* Text to read
════════════════════

Skip to content
This repository has been archived by the owner on Sep 20, 2023. It is now read-only.

Portability: add support for big endian and need-aligned-load-store architectures #26

Closed
vincenthz opened this issue Jul 8, 2015 · 17 comments
Labels

Comments

@vincenthz
Copy link
Member

tracking issue for supporting more architectures
#24 #25

@nomeata
Copy link
Contributor

nomeata commented Aug 22, 2015

Just a little factoid to create additional motivation to fix this issue: I just noticed that you have become a dependency of git-annex, which is a popular tool on little NAS devices which often run arm or mips.

@egrimley
Copy link
Contributor

@nomeata
Copy link
Contributor

nomeata commented Aug 26, 2015

I applied that patch to the Debian directory, and it seems to help on arm64, armel, kfreebsd-i386, ppc64el; compare https://buildd.debian.org/status/logs.php?pkg=haskell-cryptonite&ver=0.6-1&suite=experimental with https://buildd.debian.org/status/logs.php?pkg=haskell-cryptonite&ver=0.6-2&suite=experimental

It still fails for the big-endian architectures: powerpc, s390x, ppc64.

It also uncovered a bug that quickcheck seems to find only occasionally and that seems to be independent of this patch, I opened issue #29 for it.

This was referenced Aug 27, 2015
@vincenthz
Copy link
Member Author

@egrimley: the intent of the arch section detecting the endianness, if for endian-constant architecture like x86/amd64 to not have to go through any 'if byteOrder then x else y' branching code. Sadly, with some personal experiments in, an unrelated, but similar case, ghc was not able to optimise endianness away. For non-endian-const architecture like mips/arm, the goal was to do this if byteorder then .. else .. business (not to autodetect/hardcode the endianness of the arch)

Also one more thing, cryptonite shouldn't depends on any extra packages.

@egrimley
Copy link
Contributor

If I understand correctly, you're suggesting that the cabal file distinguish three cases (little-endian arch, big-endian arch, variable-endian arch) and then the Haskell code, likewise, have three implementations. That sounds rather complex and difficult to maintain. It might be worth checking if you can, somehow, get GHC to optimise away the endianness test, and then include the appropriate part of the byteorder package (which is tiny) if you don't want the additional dependency.
The funny thing is that when I write C I don't use preprocessor endianness tests at all. I just write stuff like
static inline uint32_t read32le(unsigned char *b) { return b[0] | (uint32_t)b[1] << 8 | (uint32_t)b[2] << 16 | (uint32_t)b[3] << 24; }
and expect the compiler to do the right thing. GCC 5.2.1 does, in fact, turn that code into a single load instruction on (little-endian) AArch64.

@nomeata
Copy link
Contributor

nomeata commented Aug 27, 2015

Also one more thing, cryptonite shouldn't depends on any extra packages.

════════════════════

* Data records
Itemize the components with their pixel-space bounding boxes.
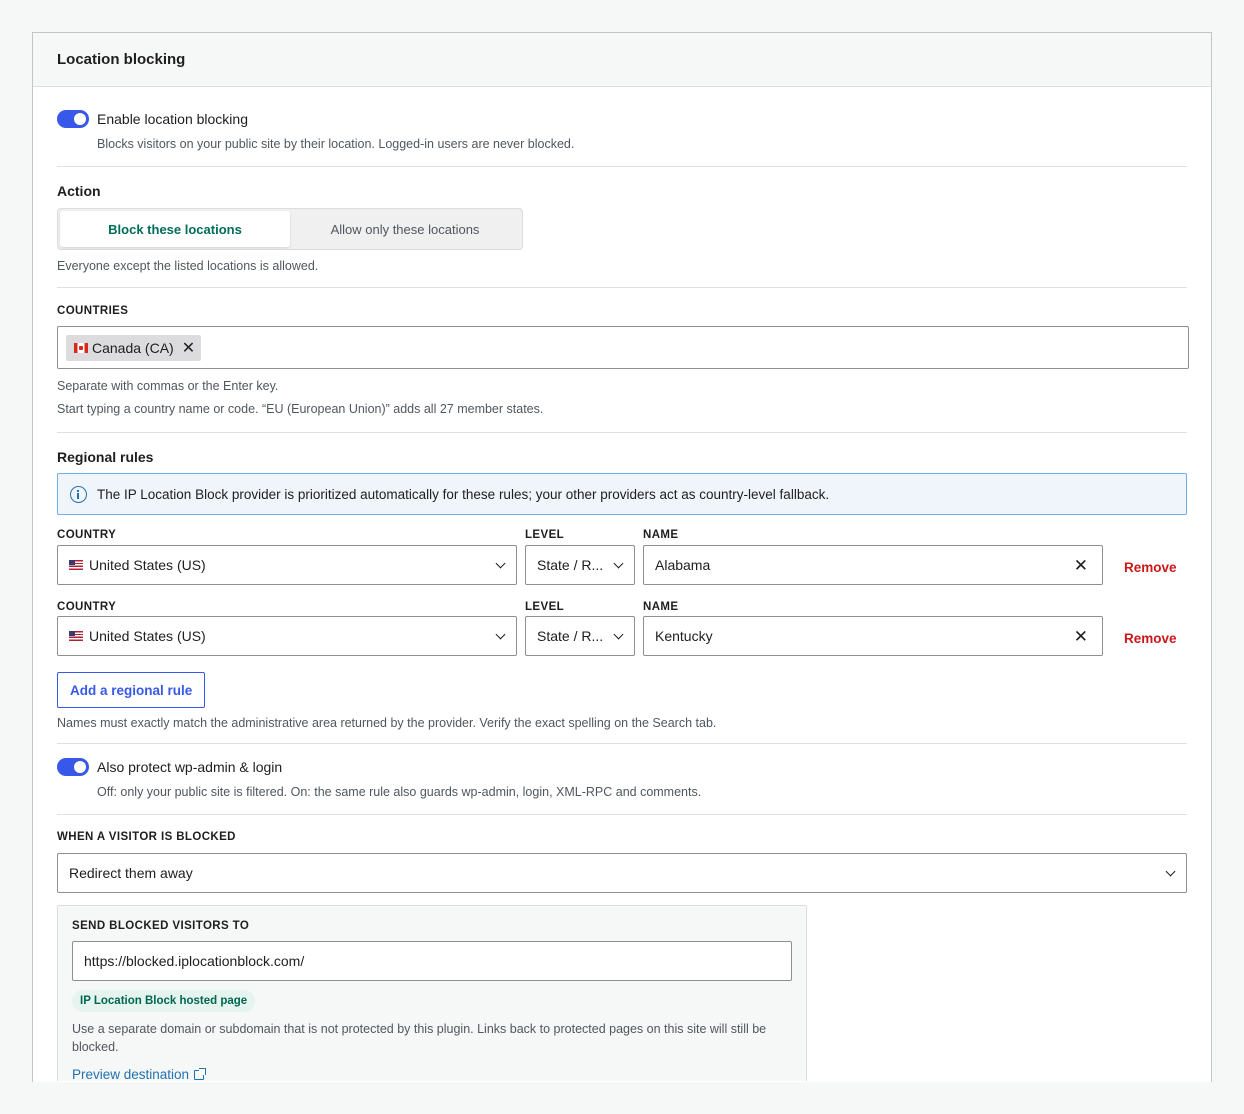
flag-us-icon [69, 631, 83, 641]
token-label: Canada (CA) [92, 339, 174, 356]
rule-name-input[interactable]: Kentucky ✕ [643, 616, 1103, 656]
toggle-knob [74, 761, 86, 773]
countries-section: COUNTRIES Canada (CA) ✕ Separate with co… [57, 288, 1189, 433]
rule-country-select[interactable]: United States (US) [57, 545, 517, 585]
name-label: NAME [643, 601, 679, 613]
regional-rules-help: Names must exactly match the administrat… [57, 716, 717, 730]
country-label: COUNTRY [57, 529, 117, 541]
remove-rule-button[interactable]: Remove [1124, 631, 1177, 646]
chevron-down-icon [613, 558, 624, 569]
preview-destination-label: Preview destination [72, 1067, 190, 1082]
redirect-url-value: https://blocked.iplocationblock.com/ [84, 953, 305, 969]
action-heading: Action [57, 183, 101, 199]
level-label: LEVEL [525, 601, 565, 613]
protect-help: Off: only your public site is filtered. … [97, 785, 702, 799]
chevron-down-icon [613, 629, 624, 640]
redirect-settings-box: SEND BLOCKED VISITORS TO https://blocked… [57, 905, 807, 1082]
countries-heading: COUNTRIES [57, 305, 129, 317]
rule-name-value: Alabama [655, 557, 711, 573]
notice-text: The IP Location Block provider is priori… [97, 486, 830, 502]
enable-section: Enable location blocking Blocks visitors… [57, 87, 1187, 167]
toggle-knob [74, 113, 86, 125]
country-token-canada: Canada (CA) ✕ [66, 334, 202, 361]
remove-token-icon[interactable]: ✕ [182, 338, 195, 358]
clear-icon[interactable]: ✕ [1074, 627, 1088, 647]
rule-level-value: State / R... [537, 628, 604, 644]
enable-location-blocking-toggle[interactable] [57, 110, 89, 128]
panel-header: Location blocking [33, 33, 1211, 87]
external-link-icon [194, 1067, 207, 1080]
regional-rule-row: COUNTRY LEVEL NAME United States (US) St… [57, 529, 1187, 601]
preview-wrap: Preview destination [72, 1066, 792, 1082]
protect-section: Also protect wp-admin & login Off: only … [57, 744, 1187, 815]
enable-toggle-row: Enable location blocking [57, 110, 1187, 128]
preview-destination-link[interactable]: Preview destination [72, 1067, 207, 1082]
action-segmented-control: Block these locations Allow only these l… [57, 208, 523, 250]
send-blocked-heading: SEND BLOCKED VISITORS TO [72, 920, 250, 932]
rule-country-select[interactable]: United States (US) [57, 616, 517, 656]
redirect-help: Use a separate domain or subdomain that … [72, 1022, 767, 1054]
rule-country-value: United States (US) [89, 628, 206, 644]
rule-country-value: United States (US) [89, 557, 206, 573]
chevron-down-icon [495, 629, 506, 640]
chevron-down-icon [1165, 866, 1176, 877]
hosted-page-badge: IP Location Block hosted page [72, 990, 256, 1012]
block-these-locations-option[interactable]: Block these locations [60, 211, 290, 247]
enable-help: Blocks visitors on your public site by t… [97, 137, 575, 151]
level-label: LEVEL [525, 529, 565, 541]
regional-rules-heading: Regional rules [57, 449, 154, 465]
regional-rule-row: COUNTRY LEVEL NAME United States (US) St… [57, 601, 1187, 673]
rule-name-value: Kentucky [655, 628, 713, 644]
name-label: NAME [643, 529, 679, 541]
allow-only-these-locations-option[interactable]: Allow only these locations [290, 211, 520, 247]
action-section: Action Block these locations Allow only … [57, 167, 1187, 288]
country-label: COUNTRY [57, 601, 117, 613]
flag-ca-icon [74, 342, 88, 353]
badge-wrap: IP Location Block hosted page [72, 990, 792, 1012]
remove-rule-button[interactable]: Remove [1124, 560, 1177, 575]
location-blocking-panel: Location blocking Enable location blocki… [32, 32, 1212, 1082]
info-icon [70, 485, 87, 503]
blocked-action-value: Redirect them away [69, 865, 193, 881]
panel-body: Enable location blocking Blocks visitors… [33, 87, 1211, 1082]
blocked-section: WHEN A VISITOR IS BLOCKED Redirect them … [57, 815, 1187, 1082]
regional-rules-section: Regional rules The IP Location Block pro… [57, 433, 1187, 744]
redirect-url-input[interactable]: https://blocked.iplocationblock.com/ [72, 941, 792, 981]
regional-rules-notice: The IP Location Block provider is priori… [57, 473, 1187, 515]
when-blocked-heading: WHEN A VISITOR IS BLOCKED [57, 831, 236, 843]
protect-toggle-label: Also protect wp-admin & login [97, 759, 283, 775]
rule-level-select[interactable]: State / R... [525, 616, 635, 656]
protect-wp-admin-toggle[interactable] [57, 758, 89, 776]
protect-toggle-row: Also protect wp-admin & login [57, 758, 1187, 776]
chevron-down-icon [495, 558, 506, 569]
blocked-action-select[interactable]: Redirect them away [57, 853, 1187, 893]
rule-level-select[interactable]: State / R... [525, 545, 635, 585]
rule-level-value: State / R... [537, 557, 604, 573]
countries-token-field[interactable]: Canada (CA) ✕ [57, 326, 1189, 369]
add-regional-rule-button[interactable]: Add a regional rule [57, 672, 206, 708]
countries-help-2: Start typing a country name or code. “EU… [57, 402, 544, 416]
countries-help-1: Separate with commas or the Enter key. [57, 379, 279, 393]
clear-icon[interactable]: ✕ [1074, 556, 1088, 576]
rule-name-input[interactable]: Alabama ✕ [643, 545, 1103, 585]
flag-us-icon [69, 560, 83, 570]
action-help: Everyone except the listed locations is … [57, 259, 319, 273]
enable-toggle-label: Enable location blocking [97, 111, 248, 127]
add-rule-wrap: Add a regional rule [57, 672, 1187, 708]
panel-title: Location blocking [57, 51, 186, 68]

════════════════════

* Task requirements
**1)** Reproduce the part of the issue thread on big-endian support starting with "I applied that" and going on through "#29 for it.".
**2)** In the issue thread on big-endian support, which architectures did the build still fail on after the patch was applied?
**3)** Using the issue thread on big-endian support, say whether each statement agrees with it, and quote the deciding words:
(a) The repository was archived on Sep 20, 2023.
(b) GCC 5.2.1 turns the read32le code into a single load instruction on little-endian AArch64.
(c) The bug reported in issue #29 was caused by the patch.

* Worked answers
**1)**
I applied that patch to the Debian directory, and it seems to help on arm64, armel, kfreebsd-i386, ppc64el; compare https://buildd.debian.org/status/logs.php?pkg=haskell-cryptonite&ver=0.6-1&suite=experimental with https://buildd.debian.org/status/logs.php?pkg=haskell-cryptonite&ver=0.6-2&suite=experimental

It still fails for the big-endian architectures: powerpc, s390x, ppc64.

It also uncovered a bug that quickcheck seems to find only occasionally and that seems to be independent of this patch, I opened issue #29 for it.

**2)** powerpc, s390x, and ppc64

**3)**
(a) Yes: "This repository has been archived by the owner on Sep 20, 2023."
(b) Yes: "GCC 5.2.1 does, in fact, turn that code into a single load instruction on (little-endian) AArch64."
(c) No: "that seems to be independent of this patch, I opened issue #29 for it."